* **Task to complete**
Return the whole listing, keeping every character the same.

......

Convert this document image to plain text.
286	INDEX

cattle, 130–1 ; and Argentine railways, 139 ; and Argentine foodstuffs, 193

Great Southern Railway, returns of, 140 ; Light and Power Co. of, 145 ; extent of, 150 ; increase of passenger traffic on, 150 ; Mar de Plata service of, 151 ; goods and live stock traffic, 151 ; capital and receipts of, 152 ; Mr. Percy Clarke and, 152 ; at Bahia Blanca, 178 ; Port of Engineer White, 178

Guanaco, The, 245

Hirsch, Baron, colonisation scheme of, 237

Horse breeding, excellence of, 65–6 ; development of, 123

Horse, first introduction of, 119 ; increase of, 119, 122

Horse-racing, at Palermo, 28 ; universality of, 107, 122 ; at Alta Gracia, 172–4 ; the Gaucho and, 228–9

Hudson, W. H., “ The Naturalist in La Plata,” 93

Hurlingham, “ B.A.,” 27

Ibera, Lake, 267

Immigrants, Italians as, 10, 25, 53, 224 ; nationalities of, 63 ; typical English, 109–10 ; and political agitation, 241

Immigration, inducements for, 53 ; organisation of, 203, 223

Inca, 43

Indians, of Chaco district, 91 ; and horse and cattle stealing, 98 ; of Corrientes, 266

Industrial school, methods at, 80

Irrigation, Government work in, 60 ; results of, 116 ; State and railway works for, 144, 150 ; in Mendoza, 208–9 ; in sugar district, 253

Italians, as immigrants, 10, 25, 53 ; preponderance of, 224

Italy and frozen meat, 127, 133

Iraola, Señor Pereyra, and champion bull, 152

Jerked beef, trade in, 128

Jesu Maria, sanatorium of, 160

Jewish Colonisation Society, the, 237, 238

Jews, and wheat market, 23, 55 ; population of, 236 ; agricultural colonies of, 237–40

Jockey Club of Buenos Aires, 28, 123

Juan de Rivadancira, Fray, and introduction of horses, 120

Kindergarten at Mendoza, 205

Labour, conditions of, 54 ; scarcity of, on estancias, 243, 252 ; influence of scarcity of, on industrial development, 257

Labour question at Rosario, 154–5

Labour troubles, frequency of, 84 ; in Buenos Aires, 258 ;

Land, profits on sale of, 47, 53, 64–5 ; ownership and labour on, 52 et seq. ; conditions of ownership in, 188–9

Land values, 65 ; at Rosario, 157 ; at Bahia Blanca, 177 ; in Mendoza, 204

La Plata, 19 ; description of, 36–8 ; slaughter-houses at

......

* **Right answer**
Convert this document image to plain text.
286	INDEX

cattle, 130–1 ; and Argentine railways, 139 ; and Argentine foodstuffs, 193

Great Southern Railway, returns of, 140 ; Light and Power Co. of, 145 ; extent of, 150 ; increase of passenger traffic on, 150 ; Mar de Plata service of, 151 ; goods and live stock traffic, 151 ; capital and receipts of, 152 ; Mr. Percy Clarke and, 152 ; at Bahia Blanca, 178 ; Port of Engineer White, 178

Guanaco, The, 245

Hirsch, Baron, colonisation scheme of, 237

Horse breeding, excellence of, 65–6 ; development of, 123

Horse, first introduction of, 119 ; increase of, 119, 122

Horse-racing, at Palermo, 28 ; universality of, 107, 122 ; at Alta Gracia, 172–4 ; the Gaucho and, 228–9

Hudson, W. H., “ The Naturalist in La Plata,” 93

Hurlingham, “ B.A.,” 27

Ibera, Lake, 267

Immigrants, Italians as, 10, 25, 53, 224 ; nationalities of, 63 ; typical English, 109–10 ; and political agitation, 241

Immigration, inducements for, 53 ; organisation of, 203, 223

Inca, 43

Indians, of Chaco district, 91 ; and horse and cattle stealing, 98 ; of Corrientes, 266

Industrial school, methods at, 80

Irrigation, Government work in, 60 ; results of, 116 ; State and railway works for, 144, 150 ; in Mendoza, 208–9 ; in sugar district, 253

Italians, as immigrants, 10, 25, 53 ; preponderance of, 224

Italy and frozen meat, 127, 133

Iraola, Señor Pereyra, and champion bull, 152

Jerked beef, trade in, 128

Jesu Maria, sanatorium of, 160

Jewish Colonisation Society, the, 237, 238

Jews, and wheat market, 23, 55 ; population of, 236 ; agricultural colonies of, 237–40

Jockey Club of Buenos Aires, 28, 123

Juan de Rivadancira, Fray, and introduction of horses, 120

Kindergarten at Mendoza, 205

Labour, conditions of, 54 ; scarcity of, on estancias, 243, 252 ; influence of scarcity of, on industrial development, 257

Labour question at Rosario, 154–5

Labour troubles, frequency of, 84 ; in Buenos Aires, 258 ;

Land, profits on sale of, 47, 53, 64–5 ; ownership and labour on, 52 et seq. ; conditions of ownership in, 188–9

Land values, 65 ; at Rosario, 157 ; at Bahia Blanca, 177 ; in Mendoza, 204

La Plata, 19 ; description of, 36–8 ; slaughter-houses at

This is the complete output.